-- Start Provided entries --

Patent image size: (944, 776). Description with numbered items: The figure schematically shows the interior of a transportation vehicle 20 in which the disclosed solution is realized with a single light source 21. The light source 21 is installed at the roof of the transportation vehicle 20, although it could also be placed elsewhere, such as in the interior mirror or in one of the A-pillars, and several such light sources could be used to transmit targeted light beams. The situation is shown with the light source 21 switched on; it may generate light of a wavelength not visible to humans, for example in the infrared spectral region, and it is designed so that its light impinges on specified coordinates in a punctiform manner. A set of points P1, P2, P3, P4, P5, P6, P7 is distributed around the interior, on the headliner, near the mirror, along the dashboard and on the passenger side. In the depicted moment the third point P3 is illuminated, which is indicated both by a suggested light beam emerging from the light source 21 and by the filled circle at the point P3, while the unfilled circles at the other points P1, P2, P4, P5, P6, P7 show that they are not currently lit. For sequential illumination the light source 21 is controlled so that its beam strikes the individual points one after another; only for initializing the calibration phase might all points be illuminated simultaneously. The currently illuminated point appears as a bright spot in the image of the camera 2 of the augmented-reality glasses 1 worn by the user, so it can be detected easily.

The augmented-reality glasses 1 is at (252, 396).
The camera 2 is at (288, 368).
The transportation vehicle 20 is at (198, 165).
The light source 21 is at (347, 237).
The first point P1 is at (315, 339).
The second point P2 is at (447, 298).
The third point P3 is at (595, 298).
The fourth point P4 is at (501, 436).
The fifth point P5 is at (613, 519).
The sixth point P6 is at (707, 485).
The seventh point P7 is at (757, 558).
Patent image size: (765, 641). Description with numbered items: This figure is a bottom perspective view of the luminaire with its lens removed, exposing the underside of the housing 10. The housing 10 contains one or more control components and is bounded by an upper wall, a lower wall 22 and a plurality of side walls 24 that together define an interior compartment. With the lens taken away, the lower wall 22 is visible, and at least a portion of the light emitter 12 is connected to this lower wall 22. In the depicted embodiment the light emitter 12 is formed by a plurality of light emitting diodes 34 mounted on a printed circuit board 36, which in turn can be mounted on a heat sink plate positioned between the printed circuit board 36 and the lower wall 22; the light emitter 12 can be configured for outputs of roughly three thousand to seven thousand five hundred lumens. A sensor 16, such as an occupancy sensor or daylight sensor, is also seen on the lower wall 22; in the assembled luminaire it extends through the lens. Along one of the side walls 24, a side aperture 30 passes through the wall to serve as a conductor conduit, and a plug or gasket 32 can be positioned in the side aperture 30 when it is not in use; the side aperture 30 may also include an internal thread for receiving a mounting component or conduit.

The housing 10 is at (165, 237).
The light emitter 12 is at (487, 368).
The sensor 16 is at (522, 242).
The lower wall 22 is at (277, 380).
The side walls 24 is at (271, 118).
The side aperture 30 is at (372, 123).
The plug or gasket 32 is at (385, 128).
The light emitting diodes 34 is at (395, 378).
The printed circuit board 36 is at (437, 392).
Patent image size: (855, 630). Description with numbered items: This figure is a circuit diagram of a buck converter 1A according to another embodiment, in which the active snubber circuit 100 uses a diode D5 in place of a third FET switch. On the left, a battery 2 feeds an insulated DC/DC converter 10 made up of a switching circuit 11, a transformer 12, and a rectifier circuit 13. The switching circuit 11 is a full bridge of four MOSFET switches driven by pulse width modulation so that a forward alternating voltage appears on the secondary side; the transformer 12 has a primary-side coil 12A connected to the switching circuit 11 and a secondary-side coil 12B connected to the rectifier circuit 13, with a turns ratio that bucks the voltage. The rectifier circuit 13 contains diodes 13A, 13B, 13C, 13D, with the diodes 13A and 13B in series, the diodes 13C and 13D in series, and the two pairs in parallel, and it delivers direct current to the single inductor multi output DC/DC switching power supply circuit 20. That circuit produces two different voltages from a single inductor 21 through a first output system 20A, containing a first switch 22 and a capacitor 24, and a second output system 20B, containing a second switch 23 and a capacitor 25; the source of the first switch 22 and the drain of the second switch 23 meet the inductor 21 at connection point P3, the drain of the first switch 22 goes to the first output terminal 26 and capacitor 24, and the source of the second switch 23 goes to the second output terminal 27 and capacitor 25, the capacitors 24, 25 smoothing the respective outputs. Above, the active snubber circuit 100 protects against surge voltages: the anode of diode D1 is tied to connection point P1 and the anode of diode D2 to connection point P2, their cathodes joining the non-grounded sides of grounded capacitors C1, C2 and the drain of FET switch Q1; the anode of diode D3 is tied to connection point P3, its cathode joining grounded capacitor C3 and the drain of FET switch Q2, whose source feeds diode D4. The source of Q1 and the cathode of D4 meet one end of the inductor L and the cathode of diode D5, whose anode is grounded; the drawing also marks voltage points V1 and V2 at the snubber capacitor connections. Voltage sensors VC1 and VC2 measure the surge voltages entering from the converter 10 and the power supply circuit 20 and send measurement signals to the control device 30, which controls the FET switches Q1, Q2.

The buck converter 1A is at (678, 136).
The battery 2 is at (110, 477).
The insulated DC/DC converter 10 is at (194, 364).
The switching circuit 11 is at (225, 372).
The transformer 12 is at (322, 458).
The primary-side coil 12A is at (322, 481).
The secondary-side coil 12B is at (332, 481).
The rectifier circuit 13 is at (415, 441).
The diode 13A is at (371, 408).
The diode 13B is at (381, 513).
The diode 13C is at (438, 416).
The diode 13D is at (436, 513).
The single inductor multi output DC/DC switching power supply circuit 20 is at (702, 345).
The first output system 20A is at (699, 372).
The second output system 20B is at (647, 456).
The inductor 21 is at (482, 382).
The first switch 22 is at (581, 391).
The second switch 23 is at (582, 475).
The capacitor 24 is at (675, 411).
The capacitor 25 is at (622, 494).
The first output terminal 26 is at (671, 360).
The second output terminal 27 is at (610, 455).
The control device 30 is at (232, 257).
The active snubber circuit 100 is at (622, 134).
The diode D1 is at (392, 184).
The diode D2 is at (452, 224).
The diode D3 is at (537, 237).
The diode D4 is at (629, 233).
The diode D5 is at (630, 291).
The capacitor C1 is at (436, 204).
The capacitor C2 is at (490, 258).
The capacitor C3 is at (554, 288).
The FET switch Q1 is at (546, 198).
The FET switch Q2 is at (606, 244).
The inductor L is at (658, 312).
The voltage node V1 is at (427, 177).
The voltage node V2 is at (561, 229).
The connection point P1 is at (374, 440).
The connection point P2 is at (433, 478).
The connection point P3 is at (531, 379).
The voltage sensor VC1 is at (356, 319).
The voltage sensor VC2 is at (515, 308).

-- End Provided entries --

- _What the exercise asks_: Reproduce all three items above line for line, keeping every word, number and coordinate unchanged and in the same order.

- _Solution_:
Patent image size: (944, 776). Description with numbered items: The figure schematically shows the interior of a transportation vehicle 20 in which the disclosed solution is realized with a single light source 21. The light source 21 is installed at the roof of the transportation vehicle 20, although it could also be placed elsewhere, such as in the interior mirror or in one of the A-pillars, and several such light sources could be used to transmit targeted light beams. The situation is shown with the light source 21 switched on; it may generate light of a wavelength not visible to humans, for example in the infrared spectral region, and it is designed so that its light impinges on specified coordinates in a punctiform manner. A set of points P1, P2, P3, P4, P5, P6, P7 is distributed around the interior, on the headliner, near the mirror, along the dashboard and on the passenger side. In the depicted moment the third point P3 is illuminated, which is indicated both by a suggested light beam emerging from the light source 21 and by the filled circle at the point P3, while the unfilled circles at the other points P1, P2, P4, P5, P6, P7 show that they are not currently lit. For sequential illumination the light source 21 is controlled so that its beam strikes the individual points one after another; only for initializing the calibration phase might all points be illuminated simultaneously. The currently illuminated point appears as a bright spot in the image of the camera 2 of the augmented-reality glasses 1 worn by the user, so it can be detected easily.

The augmented-reality glasses 1 is at (252, 396).
The camera 2 is at (288, 368).
The transportation vehicle 20 is at (198, 165).
The light source 21 is at (347, 237).
The first point P1 is at (315, 339).
The second point P2 is at (447, 298).
The third point P3 is at (595, 298).
The fourth point P4 is at (501, 436).
The fifth point P5 is at (613, 519).
The sixth point P6 is at (707, 485).
The seventh point P7 is at (757, 558).
Patent image size: (765, 641). Description with numbered items: This figure is a bottom perspective view of the luminaire with its lens removed, exposing the underside of the housing 10. The housing 10 contains one or more control components and is bounded by an upper wall, a lower wall 22 and a plurality of side walls 24 that together define an interior compartment. With the lens taken away, the lower wall 22 is visible, and at least a portion of the light emitter 12 is connected to this lower wall 22. In the depicted embodiment the light emitter 12 is formed by a plurality of light emitting diodes 34 mounted on a printed circuit board 36, which in turn can be mounted on a heat sink plate positioned between the printed circuit board 36 and the lower wall 22; the light emitter 12 can be configured for outputs of roughly three thousand to seven thousand five hundred lumens. A sensor 16, such as an occupancy sensor or daylight sensor, is also seen on the lower wall 22; in the assembled luminaire it extends through the lens. Along one of the side walls 24, a side aperture 30 passes through the wall to serve as a conductor conduit, and a plug or gasket 32 can be positioned in the side aperture 30 when it is not in use; the side aperture 30 may also include an internal thread for receiving a mounting component or conduit.

The housing 10 is at (165, 237).
The light emitter 12 is at (487, 368).
The sensor 16 is at (522, 242).
The lower wall 22 is at (277, 380).
The side walls 24 is at (271, 118).
The side aperture 30 is at (372, 123).
The plug or gasket 32 is at (385, 128).
The light emitting diodes 34 is at (395, 378).
The printed circuit board 36 is at (437, 392).
Patent image size: (855, 630). Description with numbered items: This figure is a circuit diagram of a buck converter 1A according to another embodiment, in which the active snubber circuit 100 uses a diode D5 in place of a third FET switch. On the left, a battery 2 feeds an insulated DC/DC converter 10 made up of a switching circuit 11, a transformer 12, and a rectifier circuit 13. The switching circuit 11 is a full bridge of four MOSFET switches driven by pulse width modulation so that a forward alternating voltage appears on the secondary side; the transformer 12 has a primary-side coil 12A connected to the switching circuit 11 and a secondary-side coil 12B connected to the rectifier circuit 13, with a turns ratio that bucks the voltage. The rectifier circuit 13 contains diodes 13A, 13B, 13C, 13D, with the diodes 13A and 13B in series, the diodes 13C and 13D in series, and the two pairs in parallel, and it delivers direct current to the single inductor multi output DC/DC switching power supply circuit 20. That circuit produces two different voltages from a single inductor 21 through a first output system 20A, containing a first switch 22 and a capacitor 24, and a second output system 20B, containing a second switch 23 and a capacitor 25; the source of the first switch 22 and the drain of the second switch 23 meet the inductor 21 at connection point P3, the drain of the first switch 22 goes to the first output terminal 26 and capacitor 24, and the source of the second switch 23 goes to the second output terminal 27 and capacitor 25, the capacitors 24, 25 smoothing the respective outputs. Above, the active snubber circuit 100 protects against surge voltages: the anode of diode D1 is tied to connection point P1 and the anode of diode D2 to connection point P2, their cathodes joining the non-grounded sides of grounded capacitors C1, C2 and the drain of FET switch Q1; the anode of diode D3 is tied to connection point P3, its cathode joining grounded capacitor C3 and the drain of FET switch Q2, whose source feeds diode D4. The source of Q1 and the cathode of D4 meet one end of the inductor L and the cathode of diode D5, whose anode is grounded; the drawing also marks voltage points V1 and V2 at the snubber capacitor connections. Voltage sensors VC1 and VC2 measure the surge voltages entering from the converter 10 and the power supply circuit 20 and send measurement signals to the control device 30, which controls the FET switches Q1, Q2.

The buck converter 1A is at (678, 136).
The battery 2 is at (110, 477).
The insulated DC/DC converter 10 is at (194, 364).
The switching circuit 11 is at (225, 372).
The transformer 12 is at (322, 458).
The primary-side coil 12A is at (322, 481).
The secondary-side coil 12B is at (332, 481).
The rectifier circuit 13 is at (415, 441).
The diode 13A is at (371, 408).
The diode 13B is at (381, 513).
The diode 13C is at (438, 416).
The diode 13D is at (436, 513).
The single inductor multi output DC/DC switching power supply circuit 20 is at (702, 345).
The first output system 20A is at (699, 372).
The second output system 20B is at (647, 456).
The inductor 21 is at (482, 382).
The first switch 22 is at (581, 391).
The second switch 23 is at (582, 475).
The capacitor 24 is at (675, 411).
The capacitor 25 is at (622, 494).
The first output terminal 26 is at (671, 360).
The second output terminal 27 is at (610, 455).
The control device 30 is at (232, 257).
The active snubber circuit 100 is at (622, 134).
The diode D1 is at (392, 184).
The diode D2 is at (452, 224).
The diode D3 is at (537, 237).
The diode D4 is at (629, 233).
The diode D5 is at (630, 291).
The capacitor C1 is at (436, 204).
The capacitor C2 is at (490, 258).
The capacitor C3 is at (554, 288).
The FET switch Q1 is at (546, 198).
The FET switch Q2 is at (606, 244).
The inductor L is at (658, 312).
The voltage node V1 is at (427, 177).
The voltage node V2 is at (561, 229).
The connection point P1 is at (374, 440).
The connection point P2 is at (433, 478).
The connection point P3 is at (531, 379).
The voltage sensor VC1 is at (356, 319).
The voltage sensor VC2 is at (515, 308).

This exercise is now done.